Retype each record below word for word. Leave the pictures out.

┄┄┄┄┄┄┄┄┄┄

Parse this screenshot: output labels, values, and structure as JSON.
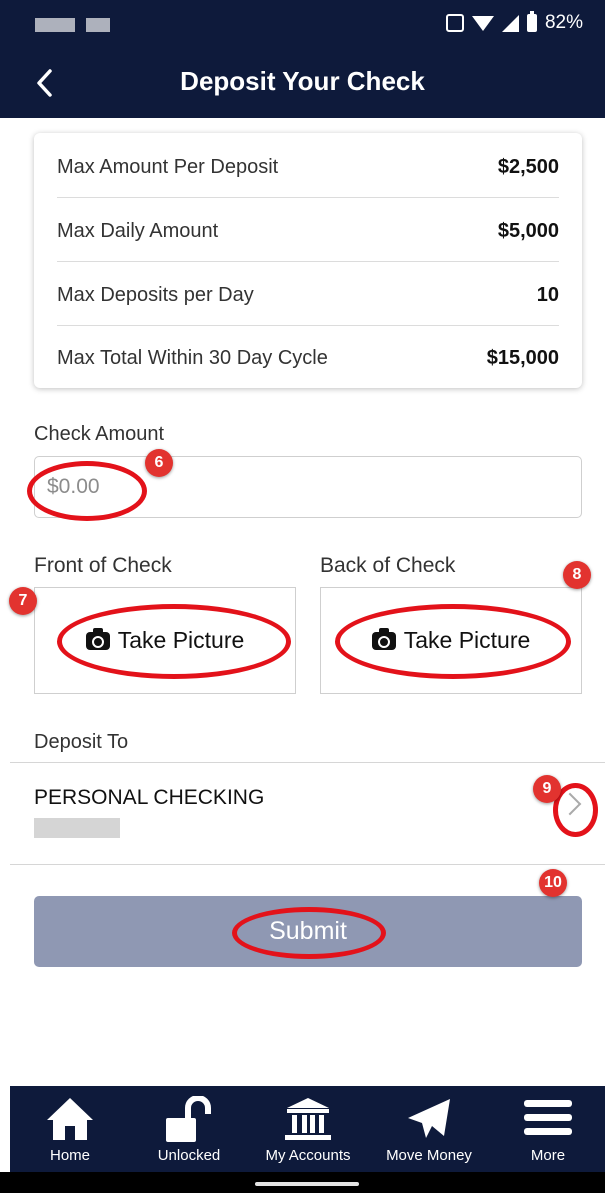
{
  "status_bar": {
    "battery": "82%"
  },
  "header": {
    "title": "Deposit Your Check"
  },
  "limits": [
    {
      "label": "Max Amount Per Deposit",
      "value": "$2,500"
    },
    {
      "label": "Max Daily Amount",
      "value": "$5,000"
    },
    {
      "label": "Max Deposits per Day",
      "value": "10"
    },
    {
      "label": "Max Total Within 30 Day Cycle",
      "value": "$15,000"
    }
  ],
  "check_amount": {
    "label": "Check Amount",
    "placeholder": "$0.00"
  },
  "front": {
    "label": "Front of Check",
    "button": "Take Picture"
  },
  "back": {
    "label": "Back of Check",
    "button": "Take Picture"
  },
  "deposit_to": {
    "label": "Deposit To",
    "account_name": "PERSONAL CHECKING"
  },
  "submit_label": "Submit",
  "annotations": [
    "6",
    "7",
    "8",
    "9",
    "10"
  ],
  "nav": [
    {
      "label": "Home",
      "icon": "home-icon"
    },
    {
      "label": "Unlocked",
      "icon": "unlock-icon"
    },
    {
      "label": "My Accounts",
      "icon": "bank-icon"
    },
    {
      "label": "Move Money",
      "icon": "paper-plane-icon"
    },
    {
      "label": "More",
      "icon": "menu-icon"
    }
  ],
  "colors": {
    "navy": "#0e1a3b",
    "submit": "#8f98b3",
    "annotation_red": "#e3121a"
  }
}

┄┄┄┄┄┄┄┄┄┄

> TASK RESULT:
Parse this screenshot: output labels, values, and structure as JSON.
{
  "status_bar": {
    "battery": "82%"
  },
  "header": {
    "title": "Deposit Your Check"
  },
  "limits": [
    {
      "label": "Max Amount Per Deposit",
      "value": "$2,500"
    },
    {
      "label": "Max Daily Amount",
      "value": "$5,000"
    },
    {
      "label": "Max Deposits per Day",
      "value": "10"
    },
    {
      "label": "Max Total Within 30 Day Cycle",
      "value": "$15,000"
    }
  ],
  "check_amount": {
    "label": "Check Amount",
    "placeholder": "$0.00"
  },
  "front": {
    "label": "Front of Check",
    "button": "Take Picture"
  },
  "back": {
    "label": "Back of Check",
    "button": "Take Picture"
  },
  "deposit_to": {
    "label": "Deposit To",
    "account_name": "PERSONAL CHECKING"
  },
  "submit_label": "Submit",
  "annotations": [
    "6",
    "7",
    "8",
    "9",
    "10"
  ],
  "nav": [
    {
      "label": "Home",
      "icon": "home-icon"
    },
    {
      "label": "Unlocked",
      "icon": "unlock-icon"
    },
    {
      "label": "My Accounts",
      "icon": "bank-icon"
    },
    {
      "label": "Move Money",
      "icon": "paper-plane-icon"
    },
    {
      "label": "More",
      "icon": "menu-icon"
    }
  ],
  "colors": {
    "navy": "#0e1a3b",
    "submit": "#8f98b3",
    "annotation_red": "#e3121a"
  }
}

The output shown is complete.